(Stored data entries)
>> BEGIN

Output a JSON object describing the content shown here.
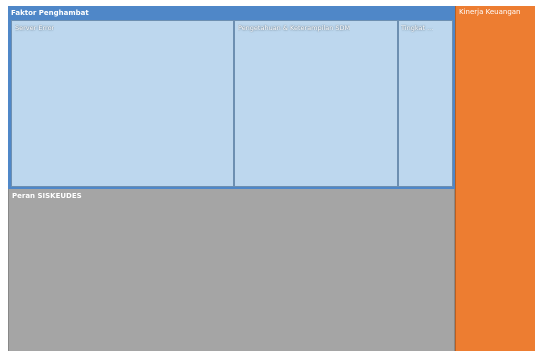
{
  "chart_data": {
    "type": "treemap",
    "title": "",
    "groups": [
      {
        "name": "Faktor Penghambat",
        "color": "#4f87c8",
        "leaves": [
          {
            "name": "Server Error",
            "value": 5
          },
          {
            "name": "Pengetahuan & Keterampilan SDM",
            "value": 4
          },
          {
            "name": "Tingkat ...",
            "value": 1.3
          }
        ]
      },
      {
        "name": "Peran SISKEUDES",
        "color": "#a5a5a5",
        "value": 9
      },
      {
        "name": "Kinerja Keuangan",
        "color": "#ed7d31",
        "value": 4
      }
    ]
  }
}
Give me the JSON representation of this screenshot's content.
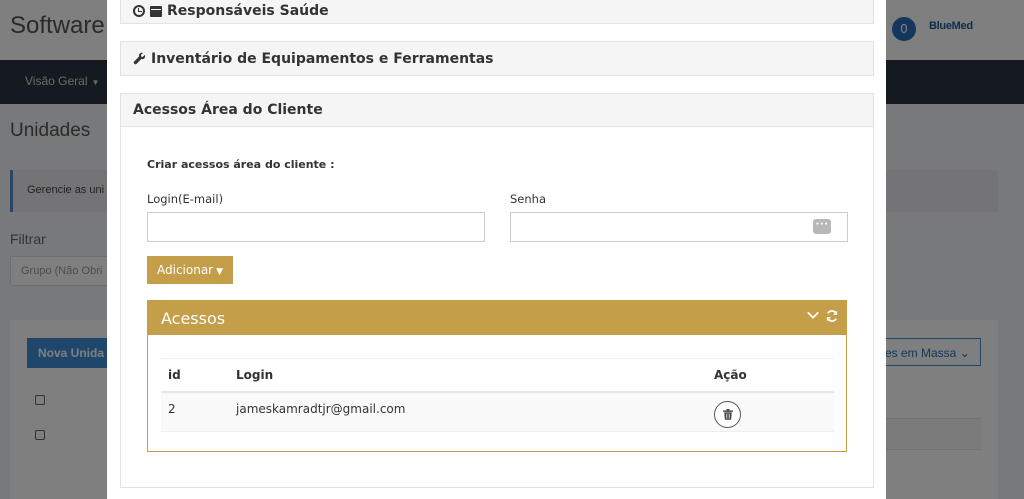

>> END

## What is needed
Images must not appear in the copy; reproduce everything else in the records verbatim.

## Answer to this problem
Output a JSON object describing the content shown here.
{
  "chart_data": {
    "type": "treemap",
    "title": "",
    "groups": [
      {
        "name": "Faktor Penghambat",
        "color": "#4f87c8",
        "leaves": [
          {
            "name": "Server Error",
            "value": 5
          },
          {
            "name": "Pengetahuan & Keterampilan SDM",
            "value": 4
          },
          {
            "name": "Tingkat ...",
            "value": 1.3
          }
        ]
      },
      {
        "name": "Peran SISKEUDES",
        "color": "#a5a5a5",
        "value": 9
      },
      {
        "name": "Kinerja Keuangan",
        "color": "#ed7d31",
        "value": 4
      }
    ]
  }
}
Give me the JSON representation of this screenshot's content.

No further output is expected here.